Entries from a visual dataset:

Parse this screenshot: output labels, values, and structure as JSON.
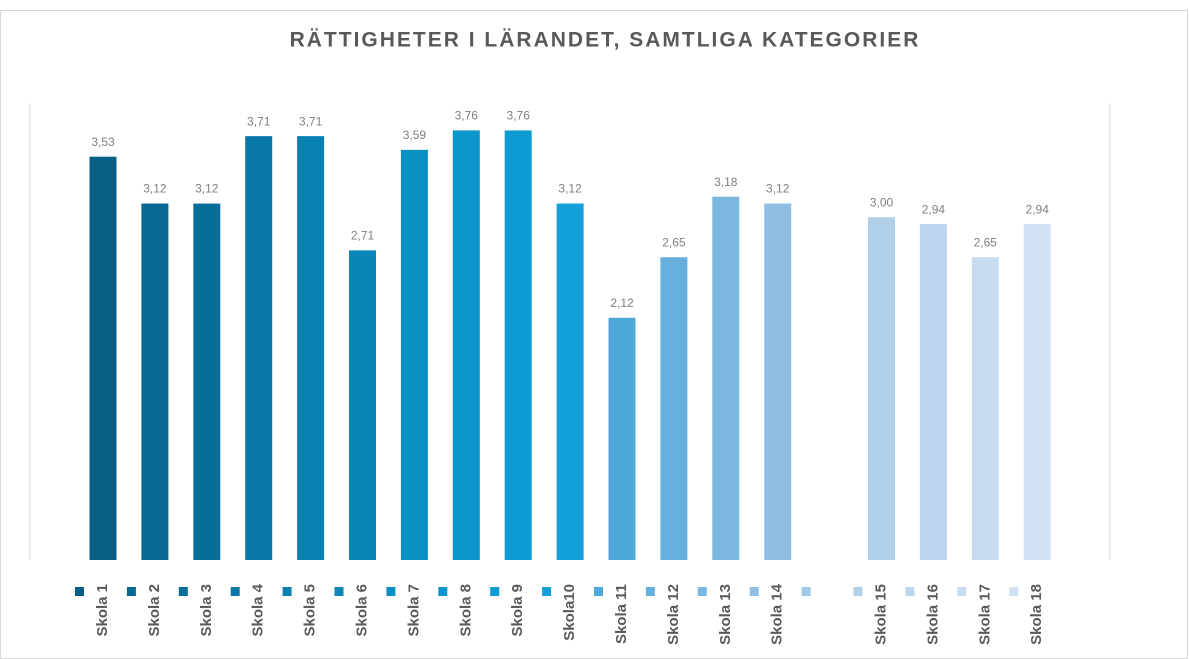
{
  "chart_data": {
    "type": "bar",
    "title": "RÄTTIGHETER I LÄRANDET, SAMTLIGA KATEGORIER",
    "categories": [
      "Skola 1",
      "Skola 2",
      "Skola 3",
      "Skola 4",
      "Skola 5",
      "Skola 6",
      "Skola 7",
      "Skola 8",
      "Skola 9",
      "Skola10",
      "Skola 11",
      "Skola 12",
      "Skola 13",
      "Skola 14",
      null,
      "Skola 15",
      "Skola 16",
      "Skola 17",
      "Skola 18"
    ],
    "values": [
      3.53,
      3.12,
      3.12,
      3.71,
      3.71,
      2.71,
      3.59,
      3.76,
      3.76,
      3.12,
      2.12,
      2.65,
      3.18,
      3.12,
      null,
      3.0,
      2.94,
      2.65,
      2.94
    ],
    "value_labels": [
      "3,53",
      "3,12",
      "3,12",
      "3,71",
      "3,71",
      "2,71",
      "3,59",
      "3,76",
      "3,76",
      "3,12",
      "2,12",
      "2,65",
      "3,18",
      "3,12",
      null,
      "3,00",
      "2,94",
      "2,65",
      "2,94"
    ],
    "colors": [
      "#065f85",
      "#066a94",
      "#076e9a",
      "#0778a8",
      "#0880b2",
      "#0985b8",
      "#0a8fc2",
      "#0b95cb",
      "#0d9bd3",
      "#139fd8",
      "#4ea8d9",
      "#67afdc",
      "#7bb8e0",
      "#8ebfe3",
      "#a2c8e7",
      "#b0d0ea",
      "#bcd6ee",
      "#c7dcf0",
      "#d1e2f3"
    ],
    "ylim": [
      0,
      4
    ]
  }
}
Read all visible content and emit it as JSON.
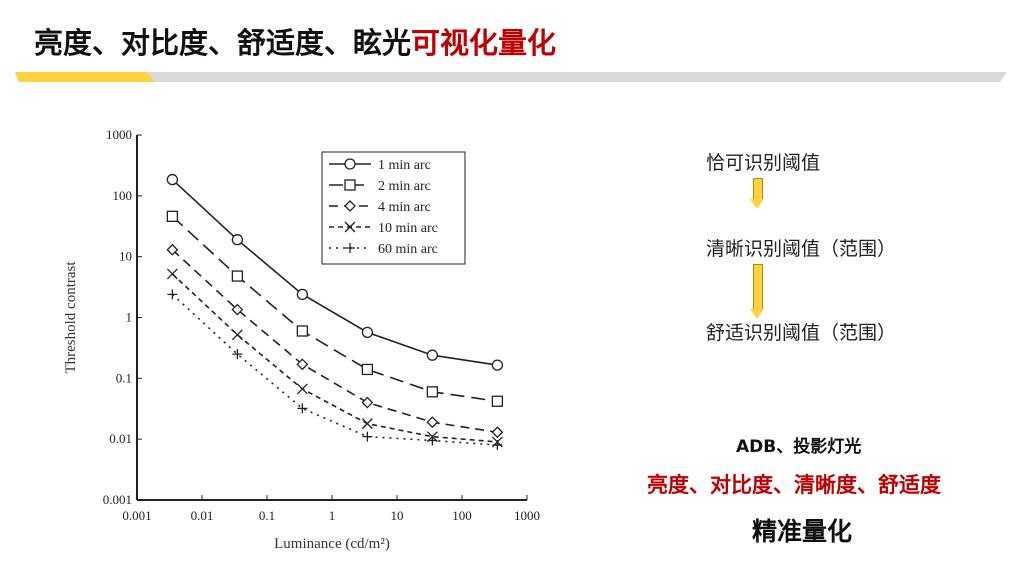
{
  "header": {
    "title_black": "亮度、对比度、舒适度、眩光",
    "title_red": "可视化量化"
  },
  "colors": {
    "accent_red": "#c00000",
    "accent_yellow": "#ffd23f",
    "bar_gray": "#d9d9d9"
  },
  "flow": {
    "steps": [
      "恰可识别阈值",
      "清晰识别阈值（范围）",
      "舒适识别阈值（范围）"
    ],
    "arrow_icon": "arrow-down"
  },
  "bottom": {
    "line1": "ADB、投影灯光",
    "line2": "亮度、对比度、清晰度、舒适度",
    "line3": "精准量化"
  },
  "chart_data": {
    "type": "line",
    "xlabel": "Luminance (cd/m²)",
    "ylabel": "Threshold contrast",
    "xscale": "log",
    "yscale": "log",
    "xlim": [
      0.001,
      1000
    ],
    "ylim": [
      0.001,
      1000
    ],
    "xticks": [
      "0.001",
      "0.01",
      "0.1",
      "1",
      "10",
      "100",
      "1000"
    ],
    "yticks": [
      "0.001",
      "0.01",
      "0.1",
      "1",
      "10",
      "100",
      "1000"
    ],
    "legend_position": "top-right",
    "grid": false,
    "x": [
      0.0035,
      0.035,
      0.35,
      3.5,
      35,
      350
    ],
    "series": [
      {
        "name": "1 min arc",
        "marker": "circle",
        "dash": "solid",
        "values": [
          185,
          19,
          2.4,
          0.57,
          0.24,
          0.165
        ]
      },
      {
        "name": "2 min arc",
        "marker": "square",
        "dash": "long-dash",
        "values": [
          46,
          4.8,
          0.6,
          0.14,
          0.06,
          0.042
        ]
      },
      {
        "name": "4 min arc",
        "marker": "diamond",
        "dash": "dash",
        "values": [
          13,
          1.35,
          0.17,
          0.04,
          0.019,
          0.013
        ]
      },
      {
        "name": "10 min arc",
        "marker": "x",
        "dash": "short-dash",
        "values": [
          5.2,
          0.52,
          0.067,
          0.018,
          0.011,
          0.009
        ]
      },
      {
        "name": "60 min arc",
        "marker": "plus",
        "dash": "dotted",
        "values": [
          2.4,
          0.25,
          0.032,
          0.011,
          0.0095,
          0.008
        ]
      }
    ]
  }
}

> Problem to work on
Repeat each record exactly as shown above, dropping all images.

> Task answer
Parse this screenshot: output labels, values, and structure as JSON.
{
  "chart_data": {
    "type": "bar",
    "title": "RÄTTIGHETER I LÄRANDET, SAMTLIGA KATEGORIER",
    "categories": [
      "Skola 1",
      "Skola 2",
      "Skola 3",
      "Skola 4",
      "Skola 5",
      "Skola 6",
      "Skola 7",
      "Skola 8",
      "Skola 9",
      "Skola10",
      "Skola 11",
      "Skola 12",
      "Skola 13",
      "Skola 14",
      null,
      "Skola 15",
      "Skola 16",
      "Skola 17",
      "Skola 18"
    ],
    "values": [
      3.53,
      3.12,
      3.12,
      3.71,
      3.71,
      2.71,
      3.59,
      3.76,
      3.76,
      3.12,
      2.12,
      2.65,
      3.18,
      3.12,
      null,
      3.0,
      2.94,
      2.65,
      2.94
    ],
    "value_labels": [
      "3,53",
      "3,12",
      "3,12",
      "3,71",
      "3,71",
      "2,71",
      "3,59",
      "3,76",
      "3,76",
      "3,12",
      "2,12",
      "2,65",
      "3,18",
      "3,12",
      null,
      "3,00",
      "2,94",
      "2,65",
      "2,94"
    ],
    "colors": [
      "#065f85",
      "#066a94",
      "#076e9a",
      "#0778a8",
      "#0880b2",
      "#0985b8",
      "#0a8fc2",
      "#0b95cb",
      "#0d9bd3",
      "#139fd8",
      "#4ea8d9",
      "#67afdc",
      "#7bb8e0",
      "#8ebfe3",
      "#a2c8e7",
      "#b0d0ea",
      "#bcd6ee",
      "#c7dcf0",
      "#d1e2f3"
    ],
    "ylim": [
      0,
      4
    ]
  }
}
Read all visible content and emit it as JSON.
{
  "header": {
    "title_black": "亮度、对比度、舒适度、眩光",
    "title_red": "可视化量化"
  },
  "colors": {
    "accent_red": "#c00000",
    "accent_yellow": "#ffd23f",
    "bar_gray": "#d9d9d9"
  },
  "flow": {
    "steps": [
      "恰可识别阈值",
      "清晰识别阈值（范围）",
      "舒适识别阈值（范围）"
    ],
    "arrow_icon": "arrow-down"
  },
  "bottom": {
    "line1": "ADB、投影灯光",
    "line2": "亮度、对比度、清晰度、舒适度",
    "line3": "精准量化"
  },
  "chart_data": {
    "type": "line",
    "xlabel": "Luminance (cd/m²)",
    "ylabel": "Threshold contrast",
    "xscale": "log",
    "yscale": "log",
    "xlim": [
      0.001,
      1000
    ],
    "ylim": [
      0.001,
      1000
    ],
    "xticks": [
      "0.001",
      "0.01",
      "0.1",
      "1",
      "10",
      "100",
      "1000"
    ],
    "yticks": [
      "0.001",
      "0.01",
      "0.1",
      "1",
      "10",
      "100",
      "1000"
    ],
    "legend_position": "top-right",
    "grid": false,
    "x": [
      0.0035,
      0.035,
      0.35,
      3.5,
      35,
      350
    ],
    "series": [
      {
        "name": "1 min arc",
        "marker": "circle",
        "dash": "solid",
        "values": [
          185,
          19,
          2.4,
          0.57,
          0.24,
          0.165
        ]
      },
      {
        "name": "2 min arc",
        "marker": "square",
        "dash": "long-dash",
        "values": [
          46,
          4.8,
          0.6,
          0.14,
          0.06,
          0.042
        ]
      },
      {
        "name": "4 min arc",
        "marker": "diamond",
        "dash": "dash",
        "values": [
          13,
          1.35,
          0.17,
          0.04,
          0.019,
          0.013
        ]
      },
      {
        "name": "10 min arc",
        "marker": "x",
        "dash": "short-dash",
        "values": [
          5.2,
          0.52,
          0.067,
          0.018,
          0.011,
          0.009
        ]
      },
      {
        "name": "60 min arc",
        "marker": "plus",
        "dash": "dotted",
        "values": [
          2.4,
          0.25,
          0.032,
          0.011,
          0.0095,
          0.008
        ]
      }
    ]
  }
}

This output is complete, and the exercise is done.